# Toyota sequioa repairs killing me.



## joecaption (Nov 30, 2011)

Was this at the Toyota dealer?
I've yet to see a dealer not try to rip people off on unneeded items. 
Time to go get a second opition someplace else.


----------



## ratherbefishin' (Jun 16, 2007)

joecaption said:


> Was this at the Toyota dealer?
> I've yet to see a dealer not try to rip people off on unneeded items.
> Time to go get a second opition someplace else.


+1, sounds like dealer rates. How are your DIY skills? You could replace the rotors, pads, and hardware with Wagner Thermoquiets for about $250 in a couple hours. A rebuilt Cardone steering pump runs about $75 and isn't too difficult to change out. Assuming you have the 4.7L in that beast, it has a timing belt, so changing the water pump is part of a much larger job. The full kit with belt, pump, tensioner, idler, seals, gaskets is around $250. If you do the steering pump and brakes yourself, you'll save a bunch. You should be able to find someone who will do the timing belt and water pump for about a grand, parts included, if you're not confident enough or just don't have the time.


----------



## Bondo (Dec 8, 2007)

Ayuh,.... I've been a Mechanic, 'bout all my life,....

I only worked retail commercial automotive for a few months,.....

I couldn't sleep at night,....
Knowin' I'd participated in Screwin' so many people, so Badly,.....

The way to tell whether a service writer, or used car salesman is lyin' to ya,........

His lips are movin',.......


kirwinjd, why aren't ya Diyin' it,..?? 
Rotors, 'n pads shouldn't run much over a couple hundred, All new parts,...


----------



## 1985gt (Jan 8, 2011)

+1 on doing it your self. Brakes are easy, depending on how much the rotors are it could very well only cost you less then $250. My wifes nissan rotors were around $100 a piece. SO assuming you have to replace them all 400 + maybe 100 in pads. 

Is the water pump and power steering pump leaking? Water pumps work or don't, generally when the don't work is because they are leaking. Power steering pumps can not work and not leak for the most part, but you would know. it would be hard to steer.

■ **Goal**
In the forum thread above, what price does one reply give for a rebuilt Cardone steering pump?

[Element-and-box listings]
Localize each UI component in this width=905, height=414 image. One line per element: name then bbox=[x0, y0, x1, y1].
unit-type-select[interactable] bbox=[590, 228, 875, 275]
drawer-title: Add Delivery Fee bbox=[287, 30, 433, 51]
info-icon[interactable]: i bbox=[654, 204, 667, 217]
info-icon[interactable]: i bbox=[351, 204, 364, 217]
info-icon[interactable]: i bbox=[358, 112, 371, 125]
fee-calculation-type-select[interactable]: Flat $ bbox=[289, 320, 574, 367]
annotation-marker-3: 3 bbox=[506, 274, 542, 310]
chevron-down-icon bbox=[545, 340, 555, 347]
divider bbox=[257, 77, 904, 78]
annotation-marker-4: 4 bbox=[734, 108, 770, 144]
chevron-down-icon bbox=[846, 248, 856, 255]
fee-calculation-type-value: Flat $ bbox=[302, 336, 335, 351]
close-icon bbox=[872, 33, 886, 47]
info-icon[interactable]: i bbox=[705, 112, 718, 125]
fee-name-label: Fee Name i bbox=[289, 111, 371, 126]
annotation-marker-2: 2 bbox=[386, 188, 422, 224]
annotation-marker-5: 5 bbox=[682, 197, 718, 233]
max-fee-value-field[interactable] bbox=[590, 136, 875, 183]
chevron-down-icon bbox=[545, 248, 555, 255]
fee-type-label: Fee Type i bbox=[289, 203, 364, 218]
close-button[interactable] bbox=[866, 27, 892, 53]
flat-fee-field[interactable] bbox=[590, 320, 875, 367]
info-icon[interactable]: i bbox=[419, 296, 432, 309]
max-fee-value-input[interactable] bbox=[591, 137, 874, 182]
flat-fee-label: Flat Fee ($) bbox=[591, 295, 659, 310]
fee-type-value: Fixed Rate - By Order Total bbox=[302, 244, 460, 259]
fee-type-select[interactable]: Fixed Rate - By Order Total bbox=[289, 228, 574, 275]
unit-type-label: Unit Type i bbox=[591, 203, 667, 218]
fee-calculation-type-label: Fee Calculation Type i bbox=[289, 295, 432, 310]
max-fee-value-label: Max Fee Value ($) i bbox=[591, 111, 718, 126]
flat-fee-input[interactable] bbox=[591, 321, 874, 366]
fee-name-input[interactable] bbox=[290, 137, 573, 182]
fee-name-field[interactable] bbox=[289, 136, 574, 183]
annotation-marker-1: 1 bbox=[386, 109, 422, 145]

■ **Answer to this problem**
About $75.